** WORK TO BE COMPLETED **
Give back the full listing, character for character, with no pictures.

** DATA PROVIDED **
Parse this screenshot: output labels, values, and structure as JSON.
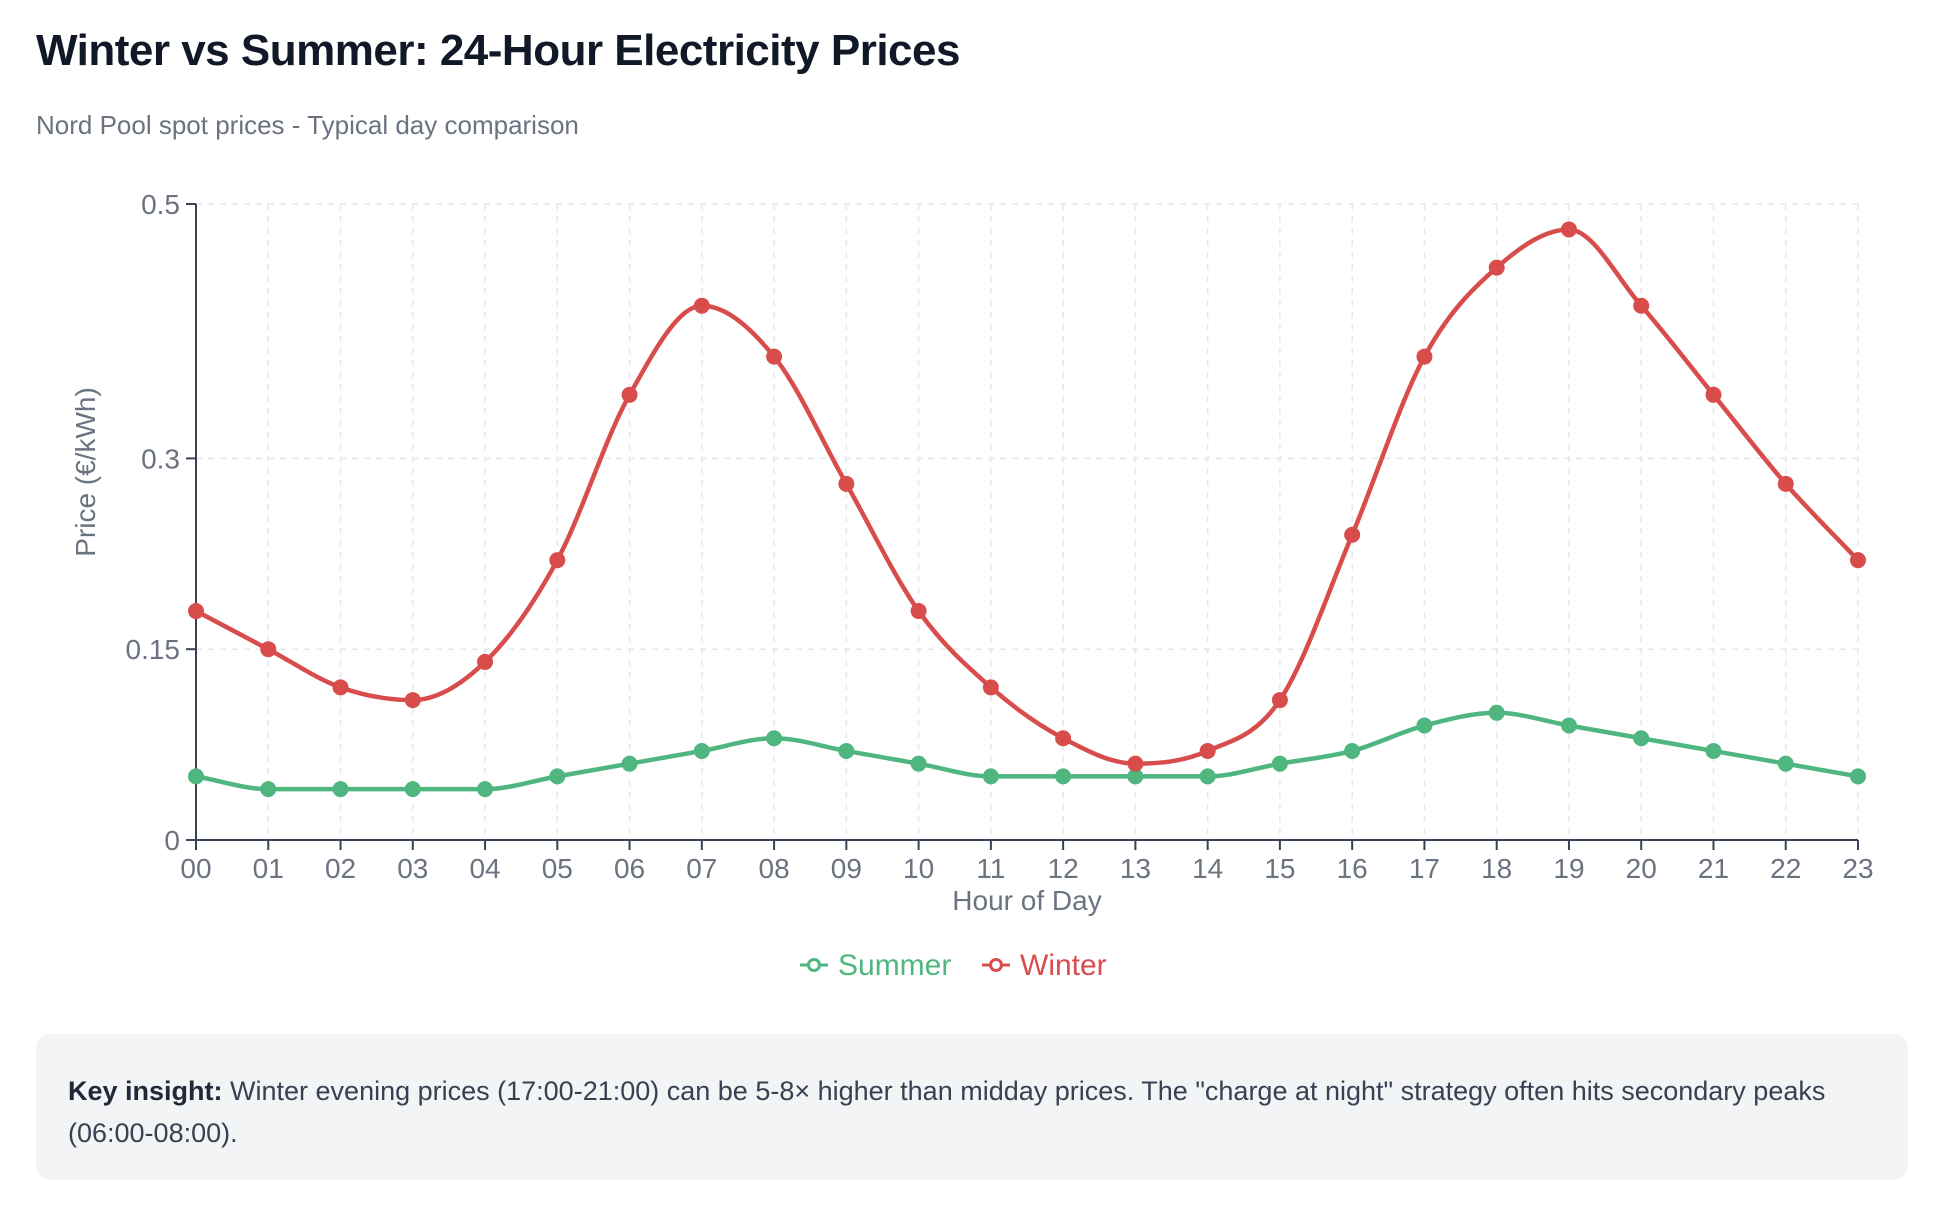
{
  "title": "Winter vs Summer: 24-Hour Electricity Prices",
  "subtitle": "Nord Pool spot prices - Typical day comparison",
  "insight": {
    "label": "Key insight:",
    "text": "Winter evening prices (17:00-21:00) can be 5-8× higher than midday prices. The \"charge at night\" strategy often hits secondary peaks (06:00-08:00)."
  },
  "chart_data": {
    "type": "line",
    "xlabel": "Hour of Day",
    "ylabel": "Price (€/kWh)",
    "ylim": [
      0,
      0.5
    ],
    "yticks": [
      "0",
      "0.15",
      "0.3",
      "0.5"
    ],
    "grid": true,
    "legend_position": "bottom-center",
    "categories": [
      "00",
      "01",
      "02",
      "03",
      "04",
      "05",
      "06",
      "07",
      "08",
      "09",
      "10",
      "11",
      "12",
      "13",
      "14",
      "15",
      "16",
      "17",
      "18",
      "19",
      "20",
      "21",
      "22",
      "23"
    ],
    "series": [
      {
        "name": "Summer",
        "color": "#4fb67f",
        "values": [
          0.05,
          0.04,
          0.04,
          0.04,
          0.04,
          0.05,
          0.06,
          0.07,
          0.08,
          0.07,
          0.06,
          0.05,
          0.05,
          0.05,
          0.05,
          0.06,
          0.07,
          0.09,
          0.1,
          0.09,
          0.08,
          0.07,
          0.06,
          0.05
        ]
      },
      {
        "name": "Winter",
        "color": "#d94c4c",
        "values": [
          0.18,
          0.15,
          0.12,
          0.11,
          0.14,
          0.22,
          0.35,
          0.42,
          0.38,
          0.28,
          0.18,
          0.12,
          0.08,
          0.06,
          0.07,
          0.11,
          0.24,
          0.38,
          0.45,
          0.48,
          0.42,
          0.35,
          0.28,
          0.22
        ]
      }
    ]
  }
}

** FINAL RESULT **
Parse this screenshot: output labels, values, and structure as JSON.
{
  "title": "Winter vs Summer: 24-Hour Electricity Prices",
  "subtitle": "Nord Pool spot prices - Typical day comparison",
  "insight": {
    "label": "Key insight:",
    "text": "Winter evening prices (17:00-21:00) can be 5-8× higher than midday prices. The \"charge at night\" strategy often hits secondary peaks (06:00-08:00)."
  },
  "chart_data": {
    "type": "line",
    "xlabel": "Hour of Day",
    "ylabel": "Price (€/kWh)",
    "ylim": [
      0,
      0.5
    ],
    "yticks": [
      "0",
      "0.15",
      "0.3",
      "0.5"
    ],
    "grid": true,
    "legend_position": "bottom-center",
    "categories": [
      "00",
      "01",
      "02",
      "03",
      "04",
      "05",
      "06",
      "07",
      "08",
      "09",
      "10",
      "11",
      "12",
      "13",
      "14",
      "15",
      "16",
      "17",
      "18",
      "19",
      "20",
      "21",
      "22",
      "23"
    ],
    "series": [
      {
        "name": "Summer",
        "color": "#4fb67f",
        "values": [
          0.05,
          0.04,
          0.04,
          0.04,
          0.04,
          0.05,
          0.06,
          0.07,
          0.08,
          0.07,
          0.06,
          0.05,
          0.05,
          0.05,
          0.05,
          0.06,
          0.07,
          0.09,
          0.1,
          0.09,
          0.08,
          0.07,
          0.06,
          0.05
        ]
      },
      {
        "name": "Winter",
        "color": "#d94c4c",
        "values": [
          0.18,
          0.15,
          0.12,
          0.11,
          0.14,
          0.22,
          0.35,
          0.42,
          0.38,
          0.28,
          0.18,
          0.12,
          0.08,
          0.06,
          0.07,
          0.11,
          0.24,
          0.38,
          0.45,
          0.48,
          0.42,
          0.35,
          0.28,
          0.22
        ]
      }
    ]
  }
}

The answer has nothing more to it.